WHAT THE EXERCISE ASKS
Search the material and gather each line with "your" in it.

ENTRIES PROVIDED
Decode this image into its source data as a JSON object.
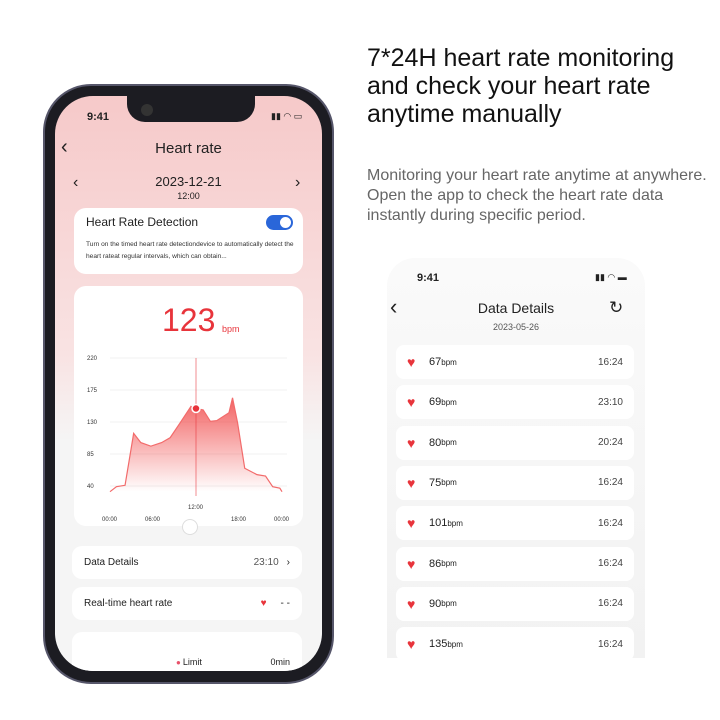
{
  "headline": "7*24H heart rate monitoring and check your heart rate anytime manually",
  "description": "Monitoring your heart rate anytime at anywhere. Open the app to check the heart rate data instantly during specific period.",
  "left_phone": {
    "time": "9:41",
    "title": "Heart rate",
    "date": "2023-12-21",
    "date_time": "12:00",
    "detection": {
      "title": "Heart Rate Detection",
      "enabled": true,
      "text": "Turn on the timed heart rate detectiondevice to automatically detect the heart rateat regular intervals, which can obtain..."
    },
    "reading": {
      "value": "123",
      "unit": "bpm"
    },
    "rows": {
      "data_details": "Data Details",
      "data_details_time": "23:10",
      "realtime": "Real-time heart rate",
      "realtime_value": "- -",
      "limit": "Limit",
      "limit_value": "0min"
    },
    "accent": "#e8343b"
  },
  "chart_data": {
    "type": "area",
    "xlabel": "",
    "ylabel": "",
    "y_ticks": [
      "220",
      "175",
      "130",
      "85",
      "40"
    ],
    "ylim": [
      40,
      220
    ],
    "x_ticks": [
      "00:00",
      "06:00",
      "12:00",
      "18:00",
      "00:00"
    ],
    "selected_x": "12:00",
    "x": [
      0,
      0.9,
      2.1,
      3.3,
      4.3,
      5.7,
      7.2,
      8.4,
      9.8,
      11.3,
      12,
      13,
      14,
      14.9,
      16.6,
      17.1,
      17.8,
      18.8,
      20.5,
      21.7,
      22.7,
      23.7,
      24
    ],
    "values": [
      32,
      39,
      41,
      114,
      101,
      96,
      101,
      108,
      129,
      152,
      149,
      147,
      131,
      132,
      143,
      164,
      129,
      65,
      56,
      54,
      39,
      37,
      32
    ],
    "grid": true,
    "color": "#f26b6b"
  },
  "right_phone": {
    "time": "9:41",
    "title": "Data Details",
    "date": "2023-05-26",
    "items": [
      {
        "value": "67",
        "unit": "bpm",
        "time": "16:24"
      },
      {
        "value": "69",
        "unit": "bpm",
        "time": "23:10"
      },
      {
        "value": "80",
        "unit": "bpm",
        "time": "20:24"
      },
      {
        "value": "75",
        "unit": "bpm",
        "time": "16:24"
      },
      {
        "value": "101",
        "unit": "bpm",
        "time": "16:24"
      },
      {
        "value": "86",
        "unit": "bpm",
        "time": "16:24"
      },
      {
        "value": "90",
        "unit": "bpm",
        "time": "16:24"
      },
      {
        "value": "135",
        "unit": "bpm",
        "time": "16:24"
      }
    ]
  }
}
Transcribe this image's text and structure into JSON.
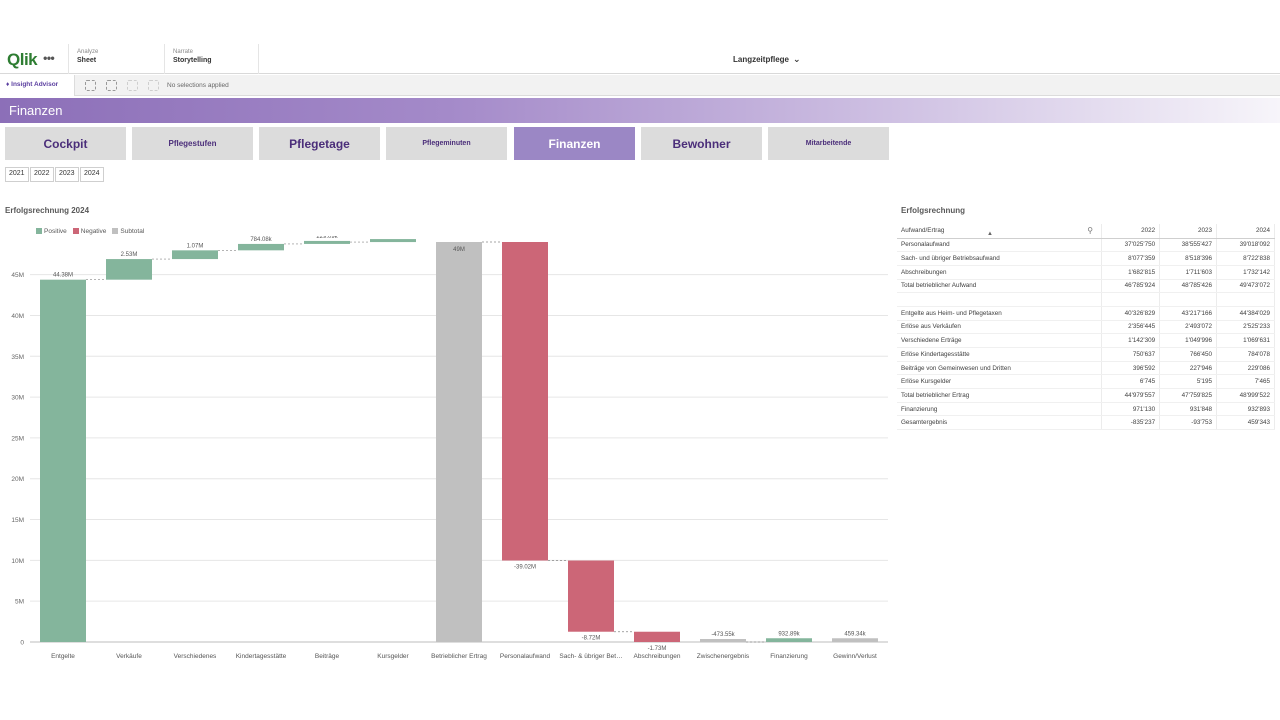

FINAL ANSWER
  "headline": "7*24H heart rate monitoring and check your heart rate anytime manually",
  "description": "Monitoring your heart rate anytime at anywhere. Open the app to check the heart rate data instantly during specific period.",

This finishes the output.